▶ _What is required_:
Your task is to transcribe all of the data below exactly, omitting the images.

####

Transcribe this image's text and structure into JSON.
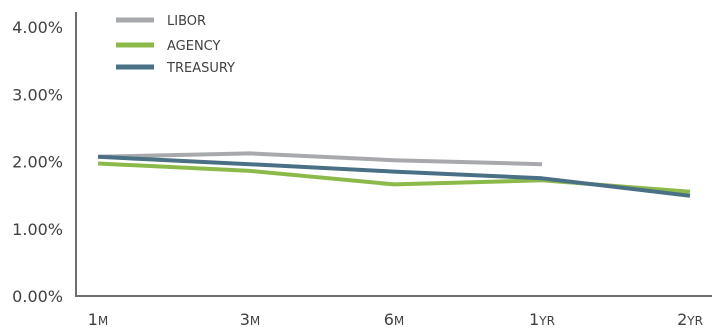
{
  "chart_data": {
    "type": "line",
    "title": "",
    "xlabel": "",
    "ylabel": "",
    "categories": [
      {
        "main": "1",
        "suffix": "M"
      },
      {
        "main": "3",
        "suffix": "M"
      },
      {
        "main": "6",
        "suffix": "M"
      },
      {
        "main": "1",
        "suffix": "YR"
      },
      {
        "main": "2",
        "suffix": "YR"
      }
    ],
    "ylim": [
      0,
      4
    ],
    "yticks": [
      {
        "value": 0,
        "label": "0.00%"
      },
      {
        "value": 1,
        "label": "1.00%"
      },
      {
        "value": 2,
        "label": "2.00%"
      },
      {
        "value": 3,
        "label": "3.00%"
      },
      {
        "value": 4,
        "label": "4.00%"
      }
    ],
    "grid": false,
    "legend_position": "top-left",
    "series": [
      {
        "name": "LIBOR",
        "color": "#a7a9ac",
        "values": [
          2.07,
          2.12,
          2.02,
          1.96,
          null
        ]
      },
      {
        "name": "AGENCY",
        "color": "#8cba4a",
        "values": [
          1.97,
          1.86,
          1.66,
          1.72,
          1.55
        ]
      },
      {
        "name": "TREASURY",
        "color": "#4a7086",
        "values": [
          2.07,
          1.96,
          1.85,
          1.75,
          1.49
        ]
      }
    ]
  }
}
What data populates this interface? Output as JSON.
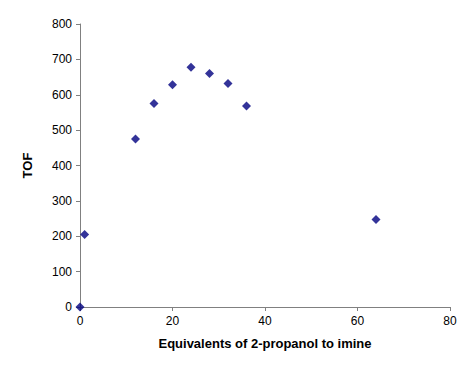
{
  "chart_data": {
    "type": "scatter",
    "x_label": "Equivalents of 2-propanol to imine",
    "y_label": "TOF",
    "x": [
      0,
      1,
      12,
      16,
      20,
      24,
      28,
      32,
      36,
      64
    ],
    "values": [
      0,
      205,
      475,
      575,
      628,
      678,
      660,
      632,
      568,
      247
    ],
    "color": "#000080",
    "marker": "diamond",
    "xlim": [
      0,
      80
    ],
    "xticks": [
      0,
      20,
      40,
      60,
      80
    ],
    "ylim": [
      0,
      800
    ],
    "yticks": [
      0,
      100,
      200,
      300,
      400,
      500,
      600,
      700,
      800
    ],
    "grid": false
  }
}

####

▶ _Response to the exercise_:
Transcribe this image's text and structure into JSON.
{
  "chart_data": {
    "type": "line",
    "title": "",
    "xlabel": "",
    "ylabel": "",
    "categories": [
      {
        "main": "1",
        "suffix": "M"
      },
      {
        "main": "3",
        "suffix": "M"
      },
      {
        "main": "6",
        "suffix": "M"
      },
      {
        "main": "1",
        "suffix": "YR"
      },
      {
        "main": "2",
        "suffix": "YR"
      }
    ],
    "ylim": [
      0,
      4
    ],
    "yticks": [
      {
        "value": 0,
        "label": "0.00%"
      },
      {
        "value": 1,
        "label": "1.00%"
      },
      {
        "value": 2,
        "label": "2.00%"
      },
      {
        "value": 3,
        "label": "3.00%"
      },
      {
        "value": 4,
        "label": "4.00%"
      }
    ],
    "grid": false,
    "legend_position": "top-left",
    "series": [
      {
        "name": "LIBOR",
        "color": "#a7a9ac",
        "values": [
          2.07,
          2.12,
          2.02,
          1.96,
          null
        ]
      },
      {
        "name": "AGENCY",
        "color": "#8cba4a",
        "values": [
          1.97,
          1.86,
          1.66,
          1.72,
          1.55
        ]
      },
      {
        "name": "TREASURY",
        "color": "#4a7086",
        "values": [
          2.07,
          1.96,
          1.85,
          1.75,
          1.49
        ]
      }
    ]
  }
}
What data populates this interface? Output as JSON.
{
  "chart_data": {
    "type": "scatter",
    "x_label": "Equivalents of 2-propanol to imine",
    "y_label": "TOF",
    "x": [
      0,
      1,
      12,
      16,
      20,
      24,
      28,
      32,
      36,
      64
    ],
    "values": [
      0,
      205,
      475,
      575,
      628,
      678,
      660,
      632,
      568,
      247
    ],
    "color": "#000080",
    "marker": "diamond",
    "xlim": [
      0,
      80
    ],
    "xticks": [
      0,
      20,
      40,
      60,
      80
    ],
    "ylim": [
      0,
      800
    ],
    "yticks": [
      0,
      100,
      200,
      300,
      400,
      500,
      600,
      700,
      800
    ],
    "grid": false
  }
}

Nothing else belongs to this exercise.